____ Material shown
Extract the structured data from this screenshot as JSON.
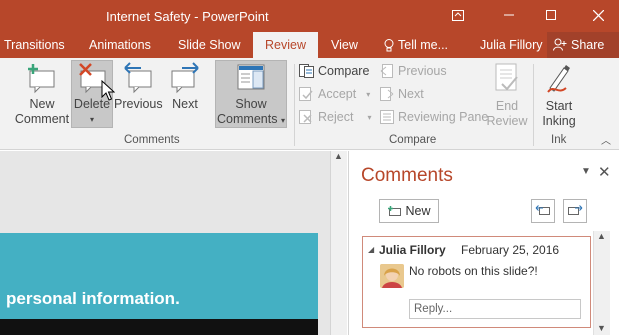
{
  "window": {
    "title": "Internet Safety - PowerPoint"
  },
  "tabs": [
    {
      "label": "Transitions"
    },
    {
      "label": "Animations"
    },
    {
      "label": "Slide Show"
    },
    {
      "label": "Review"
    },
    {
      "label": "View"
    },
    {
      "label": "Tell me..."
    }
  ],
  "user": "Julia Fillory",
  "share_label": "Share",
  "ribbon": {
    "comments_group": {
      "label": "Comments",
      "new_comment": [
        "New",
        "Comment"
      ],
      "delete": "Delete",
      "previous": "Previous",
      "next": "Next",
      "show_comments": [
        "Show",
        "Comments"
      ]
    },
    "compare_group": {
      "label": "Compare",
      "compare": "Compare",
      "accept": "Accept",
      "reject": "Reject",
      "previous": "Previous",
      "next": "Next",
      "reviewing_pane": "Reviewing Pane",
      "end_review": [
        "End",
        "Review"
      ]
    },
    "ink_group": {
      "label": "Ink",
      "start_inking": [
        "Start",
        "Inking"
      ]
    }
  },
  "slide": {
    "text": "personal information."
  },
  "comments_pane": {
    "title": "Comments",
    "new_label": "New",
    "comment": {
      "author": "Julia Fillory",
      "date": "February 25, 2016",
      "text": "No robots on this slide?!",
      "reply_placeholder": "Reply..."
    }
  },
  "colors": {
    "accent": "#b7472a",
    "slide_teal": "#44b0c3"
  }
}
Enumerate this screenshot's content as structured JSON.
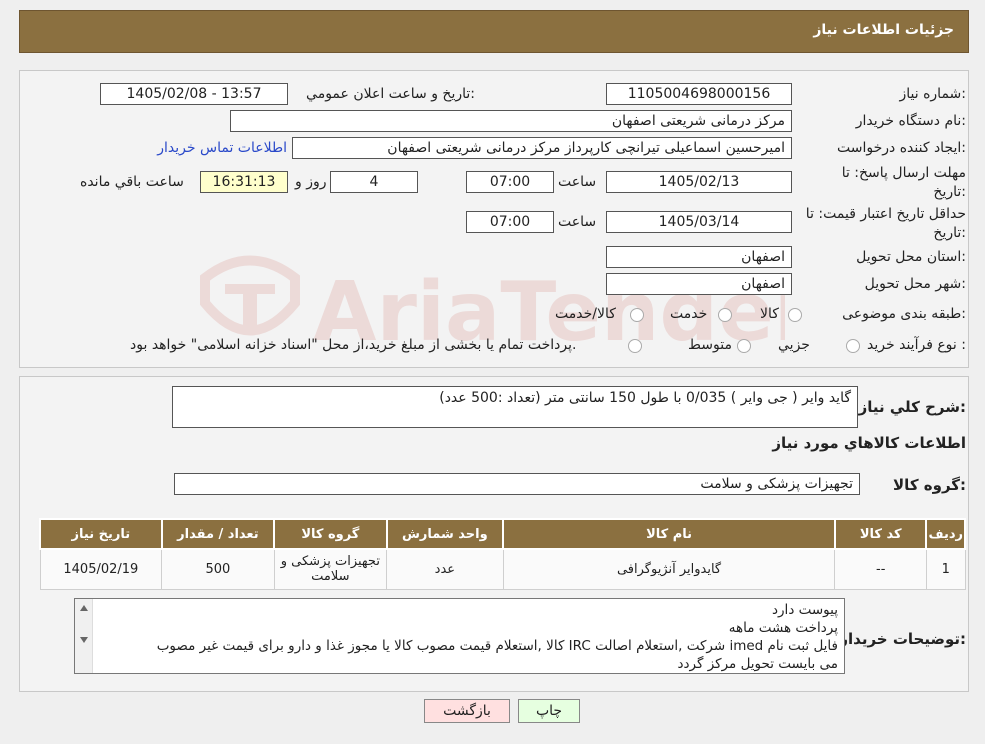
{
  "header": {
    "title": "جزئیات اطلاعات نیاز"
  },
  "form": {
    "need_number_label": "شماره نیاز:",
    "need_number": "1105004698000156",
    "announce_label": "تاریخ و ساعت اعلان عمومي:",
    "announce_value": "1405/02/08 - 13:57",
    "buyer_org_label": "نام دستگاه خريدار:",
    "buyer_org": "مرکز درمانی شریعتی اصفهان",
    "creator_label": "ايجاد کننده درخواست:",
    "creator": "امیرحسین اسماعیلی تیرانچی کارپرداز مرکز درمانی شریعتی اصفهان",
    "contact_link": "اطلاعات تماس خريدار",
    "deadline_label": "مهلت ارسال پاسخ: تا تاريخ:",
    "deadline_date": "1405/02/13",
    "time_label": "ساعت",
    "deadline_time": "07:00",
    "days_value": "4",
    "days_label": "روز و",
    "remaining_time": "16:31:13",
    "remaining_label": "ساعت باقي مانده",
    "validity_label": "حداقل تاريخ اعتبار قيمت: تا تاريخ:",
    "validity_date": "1405/03/14",
    "validity_time": "07:00",
    "province_label": "استان محل تحويل:",
    "province": "اصفهان",
    "city_label": "شهر محل تحويل:",
    "city": "اصفهان",
    "category_label": "طبقه بندی موضوعی:",
    "category_options": [
      "کالا",
      "خدمت",
      "کالا/خدمت"
    ],
    "process_label": "نوع فرآيند خريد :",
    "process_options": [
      "جزيي",
      "متوسط"
    ],
    "process_note": "پرداخت تمام یا بخشی از مبلغ خرید،از محل \"اسناد خزانه اسلامی\" خواهد بود."
  },
  "description": {
    "label": "شرح کلي نياز:",
    "text": "گاید وایر ( جی وایر ) 0/035 با طول 150 سانتی متر (تعداد :500 عدد)"
  },
  "goods_section": {
    "title": "اطلاعات کالاهاي مورد نياز",
    "group_label": "گروه کالا:",
    "group_value": "تجهیزات پزشکی و سلامت"
  },
  "table": {
    "headers": [
      "رديف",
      "کد کالا",
      "نام کالا",
      "واحد شمارش",
      "گروه کالا",
      "تعداد / مقدار",
      "تاريخ نياز"
    ],
    "rows": [
      [
        "1",
        "--",
        "گایدوایر آنژیوگرافی",
        "عدد",
        "تجهیزات پزشکی و سلامت",
        "500",
        "1405/02/19"
      ]
    ]
  },
  "buyer_notes": {
    "label": "توضيحات خريدار:",
    "lines": [
      "پیوست دارد",
      "پرداخت هشت ماهه",
      "فایل ثبت نام imed شرکت ,استعلام اصالت IRC کالا ,استعلام قیمت مصوب کالا یا مجوز غذا و دارو برای قیمت غیر مصوب",
      "می بایست تحویل مرکز گردد"
    ]
  },
  "buttons": {
    "print": "چاپ",
    "back": "بازگشت"
  },
  "watermark": {
    "text": "AriaTender.neT"
  },
  "colors": {
    "header_bg": "#8b7040",
    "link": "#2a49c9",
    "time_bg": "#ffffcc",
    "back_btn_bg": "#ffe0e0",
    "print_btn_bg": "#e6ffe0"
  }
}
________
**Required work:** Where a line of the records above holds the word "title", copy that line.

**Response to the exercise:**
    "title": "Internet Safety - PowerPoint"
    "title": "Comments",
    "title": "جزئیات اطلاعات نیاز"
    "title": "اطلاعات کالاهاي مورد نياز",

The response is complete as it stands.